THE TASKS
- A) Using the tribunal decision, say whether each statement agrees with it. Answer yes or no, and quote the deciding words. (i) The visa application was lodged on 21 December 2020. (ii) The delegate's refusal was made on 10 June 2021. (iii) The Tribunal affirms the refusal of the Visitor (Class FA) visa.
- B) Translate this sentence from the tribunal decision into Spanish: "The Tribunal affirms the decision not to grant the visa applicant a Visitor (Class FA) visa."
- C) Please carry the tribunal decision forward from the last sentence shown.

SOURCE EXTRACT
• • • • • • •
Nunkoo (Migration)

Case

[2021] AATA 2269

15 June 2021


Nunkoo (Migration) [2021] AATA 2269 (15 June 2021)

DECISION RECORD

DIVISION:Migration & Refugee Division

APPLICANT:  Mrs Roopwantee Nunkoo

CASE NUMBER:  2106225

DIBP REFERENCE:  BCC2020/2857642

MEMBER:Rosa Gagliardi

DATE:15 June 2021

PLACE OF DECISION:  Australian Capital Territory

DECISION:The Tribunal affirms the decision not to grant the visa applicant a Visitor (Class FA) visa.

Statement made on 15 June 2021 at 2:06pm

CATCHWORDS

MIGRATION – Visitor (Class FA) visa – Subclass 600 (Visitor) – no substantive visa at the time of visa application – international border closures – awaiting possible repatriation flight – decision under review affirmed          

LEGISLATION

Migration Act 1958, s 65
Migration Regulations 1994, Schedule 2, cl 600.223; Schedule 3 Criterion 3001

STATEMENT OF DECISION AND REASONS

APPLICATION FOR REVIEW

  1. This is an application for review of a decision made by a delegate of the Minister for Immigration on 21 April 2021 to refuse to grant the visa applicant a Visitor (Class FA) Subclass 600 visa under s.65 of the Migration Act 1958 (the Act).

  2. The visa applicant applied for the visa on 21 December 2020. The delegate refused to grant the visa on the basis that the applicant did not meet the Schedule 3 criteria because the application had not been lodged within 28 days of the applicant last holding a substantive visa.

  3. The applicant appeared before the Tribunal on 10 June 2021 to give evidence and present arguments. The Tribunal also received oral evidence her son, Mr Doorgeshsingh Seetohul.

  4. For the following reasons, the Tribunal has concluded that decision under review should be affirmed.

    CONSIDERATION OF CLAIMS AND EVIDENCE

  5. Clause 600.223 provides:

    600.223

    (1) If the applicant was in Australia at the time of application, and held a substantive

    temporary visa, the visa was not a subclass 403 (Temporary Work (International

    Relations)) visa in the Domestic Worker (Diplomatic or Consular) stream.

    (2) If the applicant was in Australia at the time of application, and did not hold a

    substantive visa:

    (a) the last substantive visa the applicant held was not a subclass 403 (Temporary

    Work (International Relations)) visa in the Domestic Worker (Diplomatic or

    Consular) stream; and

    (b) the applicant satisfies Schedule 3 criteria 3001, 3003, 3004 and 3005.

    Schedule 3 criteria 3001 states that:

    3001

    (1) The application is validly made within 28 days after the relevant day (within the meaning of subclause (2)).
• • • • • • •
DATASET EXTRACT

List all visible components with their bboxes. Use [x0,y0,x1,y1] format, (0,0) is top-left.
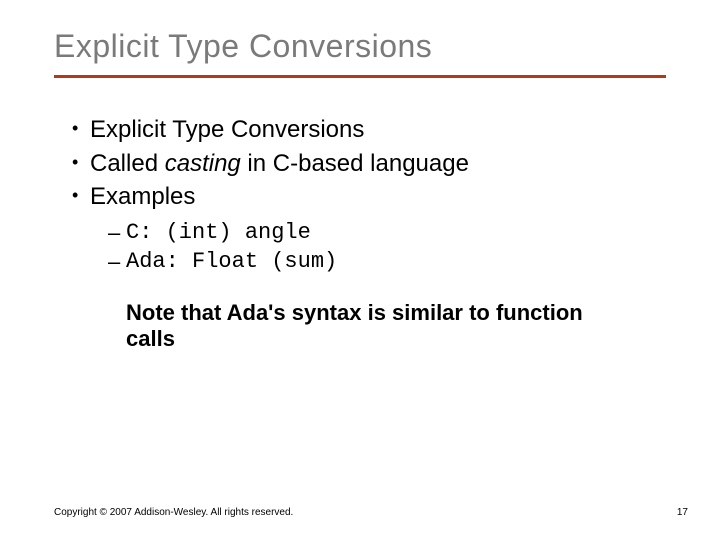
• • • • • • •
ANSWERS GIVEN
- A)
(i) Yes: "The visa applicant applied for the visa on 21 December 2020."
(ii) No: "a decision made by a delegate of the Minister for Immigration on 21 April 2021"
(iii) Yes: "The Tribunal affirms the decision not to grant the visa applicant a Visitor (Class FA) visa."

- B) El Tribunal confirma la decisión de no conceder a la solicitante del visado un visado de Visitante (Clase FA).

- C)
    (2) For the purposes of subclause (1) and of clause 3002, the relevant day, in relation to an applicant, is:
    (a) if the applicant held an entry permit that was valid up to and including 31 August 1994 but has not subsequently been the holder of a substantive visa — 1 September 1994; or
    (b) if the applicant became an illegal entrant before 1 September 1994 (whether or not clause 6002 in Schedule 6 of the Migration (1993) Regulations applied or section 195 of the Act applies) and has not, at any time on or after 1 September 1994, been the holder of a substantive visa — the day when the applicant last became an illegal entrant; or

    (c) if the applicant:

    (i) ceased to hold a substantive or criminal justice visa on or after 1 September 1994;

    or

    (ii) entered Australia unlawfully on or after 1 September 1994;

    whichever is the later of:

    (iii) the last day when the applicant held a substantive or criminal justice visa; or

    (iv) the day when the applicant last entered Australia unlawfully; or

    (d) if the last substantive visa held by the applicant was cancelled, and the Tribunal has made a decision to set aside and substitute the cancellation decision or the Minister's decision not to revoke the cancellation — the later of:

    (i) the day when that last substantive visa ceased to be in effect; and

    (ii) the day when the applicant is taken, under sections 368C, 368D and 379C of the Act, to have been notified of the Tribunal's decision.

  6. The issue in the present case is whether the applicant has lodged the Tourist visa application under review within 28 days of her last substantive visa.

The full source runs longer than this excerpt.